__Rows__:
++++

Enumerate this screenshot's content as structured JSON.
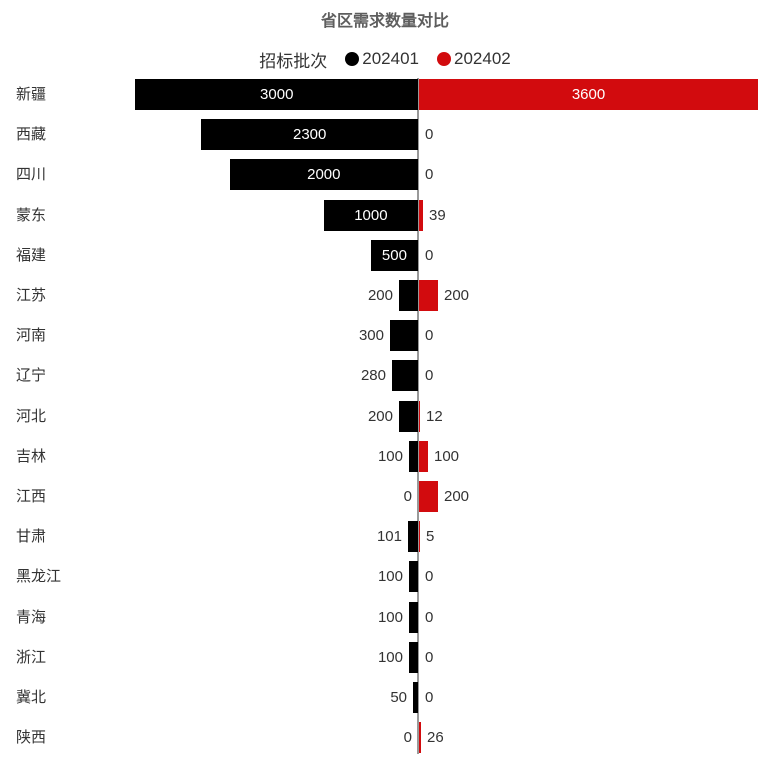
{
  "title": "省区需求数量对比",
  "legend": {
    "label": "招标批次",
    "items": [
      {
        "name": "202401",
        "color": "#000000"
      },
      {
        "name": "202402",
        "color": "#d20b0e"
      }
    ]
  },
  "colors": {
    "series_202401": "#000000",
    "series_202402": "#d20b0e",
    "axis_line": "#999999",
    "title_text": "#5e5e5e",
    "label_text": "#333333",
    "inside_value_text": "#ffffff"
  },
  "chart_data": {
    "type": "bar",
    "orientation": "horizontal-diverging",
    "title": "省区需求数量对比",
    "legend_title": "招标批次",
    "legend_position": "top-center",
    "grid": false,
    "categories": [
      "新疆",
      "西藏",
      "四川",
      "蒙东",
      "福建",
      "江苏",
      "河南",
      "辽宁",
      "河北",
      "吉林",
      "江西",
      "甘肃",
      "黑龙江",
      "青海",
      "浙江",
      "冀北",
      "陕西"
    ],
    "series": [
      {
        "name": "202401",
        "color": "#000000",
        "direction": "left",
        "values": [
          3000,
          2300,
          2000,
          1000,
          500,
          200,
          300,
          280,
          200,
          100,
          0,
          101,
          100,
          100,
          100,
          50,
          0
        ]
      },
      {
        "name": "202402",
        "color": "#d20b0e",
        "direction": "right",
        "values": [
          3600,
          0,
          0,
          39,
          0,
          200,
          0,
          0,
          12,
          100,
          200,
          5,
          0,
          0,
          0,
          0,
          26
        ]
      }
    ],
    "value_labels": "shown for every bar; white inside large bars, dark outside small bars",
    "xlim_left_max": 3000,
    "xlim_right_max": 3600
  }
}
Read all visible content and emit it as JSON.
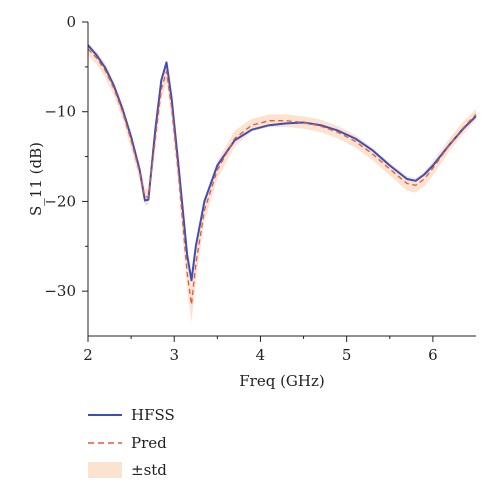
{
  "chart_data": {
    "type": "line",
    "title": "",
    "xlabel": "Freq (GHz)",
    "ylabel": "S_11 (dB)",
    "xlim": [
      2,
      6.5
    ],
    "ylim": [
      -35,
      0
    ],
    "xticks": [
      2,
      3,
      4,
      5,
      6
    ],
    "yticks": [
      0,
      -10,
      -20,
      -30
    ],
    "grid": false,
    "legend_position": "bottom-left, below plot",
    "series": [
      {
        "name": "HFSS",
        "style": "solid",
        "color": "#3b4fb8",
        "x": [
          2.0,
          2.1,
          2.2,
          2.3,
          2.4,
          2.5,
          2.6,
          2.66,
          2.7,
          2.78,
          2.85,
          2.91,
          2.97,
          3.05,
          3.15,
          3.2,
          3.25,
          3.35,
          3.5,
          3.7,
          3.9,
          4.1,
          4.3,
          4.5,
          4.7,
          4.9,
          5.1,
          5.3,
          5.5,
          5.7,
          5.8,
          5.9,
          6.0,
          6.2,
          6.35,
          6.5
        ],
        "values": [
          -2.6,
          -3.7,
          -5.1,
          -7.1,
          -9.7,
          -12.8,
          -16.5,
          -19.9,
          -19.8,
          -12.0,
          -6.5,
          -4.5,
          -8.5,
          -16.0,
          -26.0,
          -28.8,
          -25.0,
          -20.0,
          -16.0,
          -13.2,
          -12.0,
          -11.5,
          -11.3,
          -11.2,
          -11.5,
          -12.1,
          -13.0,
          -14.3,
          -16.0,
          -17.5,
          -17.7,
          -17.0,
          -16.0,
          -13.6,
          -11.9,
          -10.5
        ]
      },
      {
        "name": "Pred",
        "style": "dashed",
        "color": "#e8553a",
        "x": [
          2.0,
          2.1,
          2.2,
          2.3,
          2.4,
          2.5,
          2.6,
          2.66,
          2.7,
          2.78,
          2.85,
          2.91,
          2.97,
          3.05,
          3.15,
          3.2,
          3.25,
          3.35,
          3.5,
          3.7,
          3.9,
          4.1,
          4.3,
          4.5,
          4.7,
          4.9,
          5.1,
          5.3,
          5.5,
          5.7,
          5.8,
          5.9,
          6.0,
          6.2,
          6.35,
          6.5
        ],
        "values": [
          -3.0,
          -4.0,
          -5.4,
          -7.4,
          -10.0,
          -13.2,
          -16.8,
          -19.5,
          -19.5,
          -13.0,
          -7.5,
          -5.5,
          -9.5,
          -17.0,
          -28.0,
          -31.5,
          -27.0,
          -21.0,
          -16.5,
          -13.0,
          -11.5,
          -11.0,
          -11.0,
          -11.2,
          -11.6,
          -12.3,
          -13.3,
          -14.7,
          -16.4,
          -18.0,
          -18.2,
          -17.5,
          -16.3,
          -13.6,
          -11.8,
          -10.3
        ]
      }
    ],
    "band": {
      "name": "±std",
      "color": "#fbe3d0",
      "x": [
        2.0,
        2.1,
        2.2,
        2.3,
        2.4,
        2.5,
        2.6,
        2.66,
        2.7,
        2.78,
        2.85,
        2.91,
        2.97,
        3.05,
        3.15,
        3.2,
        3.25,
        3.35,
        3.5,
        3.7,
        3.9,
        4.1,
        4.3,
        4.5,
        4.7,
        4.9,
        5.1,
        5.3,
        5.5,
        5.7,
        5.8,
        5.9,
        6.0,
        6.2,
        6.35,
        6.5
      ],
      "upper": [
        -2.3,
        -3.3,
        -4.6,
        -6.6,
        -9.2,
        -12.3,
        -15.9,
        -18.6,
        -18.6,
        -11.8,
        -6.3,
        -4.3,
        -8.2,
        -15.6,
        -26.2,
        -29.5,
        -25.2,
        -19.8,
        -15.5,
        -12.1,
        -10.8,
        -10.3,
        -10.3,
        -10.5,
        -10.9,
        -11.6,
        -12.6,
        -14.0,
        -15.7,
        -17.2,
        -17.4,
        -16.7,
        -15.5,
        -12.9,
        -11.1,
        -9.7
      ],
      "lower": [
        -3.7,
        -4.7,
        -6.2,
        -8.2,
        -10.8,
        -14.1,
        -17.7,
        -20.4,
        -20.4,
        -14.2,
        -8.7,
        -6.7,
        -10.8,
        -18.4,
        -29.8,
        -33.5,
        -28.8,
        -22.2,
        -17.5,
        -13.9,
        -12.2,
        -11.7,
        -11.7,
        -11.9,
        -12.3,
        -13.0,
        -14.0,
        -15.4,
        -17.1,
        -18.8,
        -19.0,
        -18.3,
        -17.1,
        -14.3,
        -12.5,
        -10.9
      ]
    }
  }
}
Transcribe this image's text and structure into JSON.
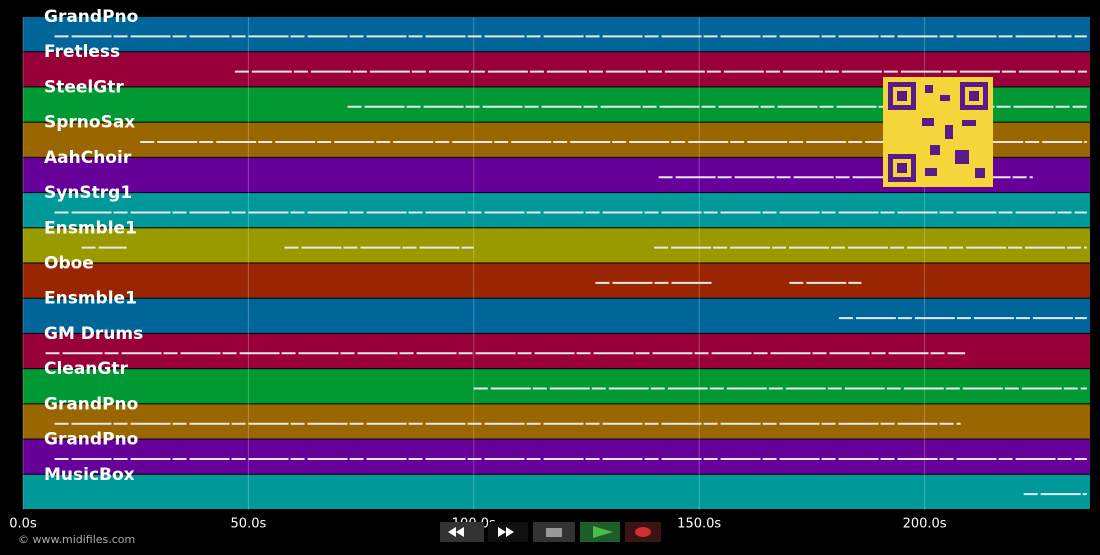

++++

__What needs to be done__: Copy everything in the records above except the pictures, exactly as written.

__Complete response__:
Enumerate this screenshot's content as structured JSON.
{
  "title": "省区需求数量对比",
  "legend": {
    "label": "招标批次",
    "items": [
      {
        "name": "202401",
        "color": "#000000"
      },
      {
        "name": "202402",
        "color": "#d20b0e"
      }
    ]
  },
  "colors": {
    "series_202401": "#000000",
    "series_202402": "#d20b0e",
    "axis_line": "#999999",
    "title_text": "#5e5e5e",
    "label_text": "#333333",
    "inside_value_text": "#ffffff"
  },
  "chart_data": {
    "type": "bar",
    "orientation": "horizontal-diverging",
    "title": "省区需求数量对比",
    "legend_title": "招标批次",
    "legend_position": "top-center",
    "grid": false,
    "categories": [
      "新疆",
      "西藏",
      "四川",
      "蒙东",
      "福建",
      "江苏",
      "河南",
      "辽宁",
      "河北",
      "吉林",
      "江西",
      "甘肃",
      "黑龙江",
      "青海",
      "浙江",
      "冀北",
      "陕西"
    ],
    "series": [
      {
        "name": "202401",
        "color": "#000000",
        "direction": "left",
        "values": [
          3000,
          2300,
          2000,
          1000,
          500,
          200,
          300,
          280,
          200,
          100,
          0,
          101,
          100,
          100,
          100,
          50,
          0
        ]
      },
      {
        "name": "202402",
        "color": "#d20b0e",
        "direction": "right",
        "values": [
          3600,
          0,
          0,
          39,
          0,
          200,
          0,
          0,
          12,
          100,
          200,
          5,
          0,
          0,
          0,
          0,
          26
        ]
      }
    ],
    "value_labels": "shown for every bar; white inside large bars, dark outside small bars",
    "xlim_left_max": 3000,
    "xlim_right_max": 3600
  }
}
Read all visible content and emit it as JSON.
{
  "chart_data": {
    "type": "line",
    "title": "",
    "xlabel": "Freq (GHz)",
    "ylabel": "S_11 (dB)",
    "xlim": [
      2,
      6.5
    ],
    "ylim": [
      -35,
      0
    ],
    "xticks": [
      2,
      3,
      4,
      5,
      6
    ],
    "yticks": [
      0,
      -10,
      -20,
      -30
    ],
    "grid": false,
    "legend_position": "bottom-left, below plot",
    "series": [
      {
        "name": "HFSS",
        "style": "solid",
        "color": "#3b4fb8",
        "x": [
          2.0,
          2.1,
          2.2,
          2.3,
          2.4,
          2.5,
          2.6,
          2.66,
          2.7,
          2.78,
          2.85,
          2.91,
          2.97,
          3.05,
          3.15,
          3.2,
          3.25,
          3.35,
          3.5,
          3.7,
          3.9,
          4.1,
          4.3,
          4.5,
          4.7,
          4.9,
          5.1,
          5.3,
          5.5,
          5.7,
          5.8,
          5.9,
          6.0,
          6.2,
          6.35,
          6.5
        ],
        "values": [
          -2.6,
          -3.7,
          -5.1,
          -7.1,
          -9.7,
          -12.8,
          -16.5,
          -19.9,
          -19.8,
          -12.0,
          -6.5,
          -4.5,
          -8.5,
          -16.0,
          -26.0,
          -28.8,
          -25.0,
          -20.0,
          -16.0,
          -13.2,
          -12.0,
          -11.5,
          -11.3,
          -11.2,
          -11.5,
          -12.1,
          -13.0,
          -14.3,
          -16.0,
          -17.5,
          -17.7,
          -17.0,
          -16.0,
          -13.6,
          -11.9,
          -10.5
        ]
      },
      {
        "name": "Pred",
        "style": "dashed",
        "color": "#e8553a",
        "x": [
          2.0,
          2.1,
          2.2,
          2.3,
          2.4,
          2.5,
          2.6,
          2.66,
          2.7,
          2.78,
          2.85,
          2.91,
          2.97,
          3.05,
          3.15,
          3.2,
          3.25,
          3.35,
          3.5,
          3.7,
          3.9,
          4.1,
          4.3,
          4.5,
          4.7,
          4.9,
          5.1,
          5.3,
          5.5,
          5.7,
          5.8,
          5.9,
          6.0,
          6.2,
          6.35,
          6.5
        ],
        "values": [
          -3.0,
          -4.0,
          -5.4,
          -7.4,
          -10.0,
          -13.2,
          -16.8,
          -19.5,
          -19.5,
          -13.0,
          -7.5,
          -5.5,
          -9.5,
          -17.0,
          -28.0,
          -31.5,
          -27.0,
          -21.0,
          -16.5,
          -13.0,
          -11.5,
          -11.0,
          -11.0,
          -11.2,
          -11.6,
          -12.3,
          -13.3,
          -14.7,
          -16.4,
          -18.0,
          -18.2,
          -17.5,
          -16.3,
          -13.6,
          -11.8,
          -10.3
        ]
      }
    ],
    "band": {
      "name": "±std",
      "color": "#fbe3d0",
      "x": [
        2.0,
        2.1,
        2.2,
        2.3,
        2.4,
        2.5,
        2.6,
        2.66,
        2.7,
        2.78,
        2.85,
        2.91,
        2.97,
        3.05,
        3.15,
        3.2,
        3.25,
        3.35,
        3.5,
        3.7,
        3.9,
        4.1,
        4.3,
        4.5,
        4.7,
        4.9,
        5.1,
        5.3,
        5.5,
        5.7,
        5.8,
        5.9,
        6.0,
        6.2,
        6.35,
        6.5
      ],
      "upper": [
        -2.3,
        -3.3,
        -4.6,
        -6.6,
        -9.2,
        -12.3,
        -15.9,
        -18.6,
        -18.6,
        -11.8,
        -6.3,
        -4.3,
        -8.2,
        -15.6,
        -26.2,
        -29.5,
        -25.2,
        -19.8,
        -15.5,
        -12.1,
        -10.8,
        -10.3,
        -10.3,
        -10.5,
        -10.9,
        -11.6,
        -12.6,
        -14.0,
        -15.7,
        -17.2,
        -17.4,
        -16.7,
        -15.5,
        -12.9,
        -11.1,
        -9.7
      ],
      "lower": [
        -3.7,
        -4.7,
        -6.2,
        -8.2,
        -10.8,
        -14.1,
        -17.7,
        -20.4,
        -20.4,
        -14.2,
        -8.7,
        -6.7,
        -10.8,
        -18.4,
        -29.8,
        -33.5,
        -28.8,
        -22.2,
        -17.5,
        -13.9,
        -12.2,
        -11.7,
        -11.7,
        -11.9,
        -12.3,
        -13.0,
        -14.0,
        -15.4,
        -17.1,
        -18.8,
        -19.0,
        -18.3,
        -17.1,
        -14.3,
        -12.5,
        -10.9
      ]
    }
  }
}
Transcribe this image's text and structure into JSON.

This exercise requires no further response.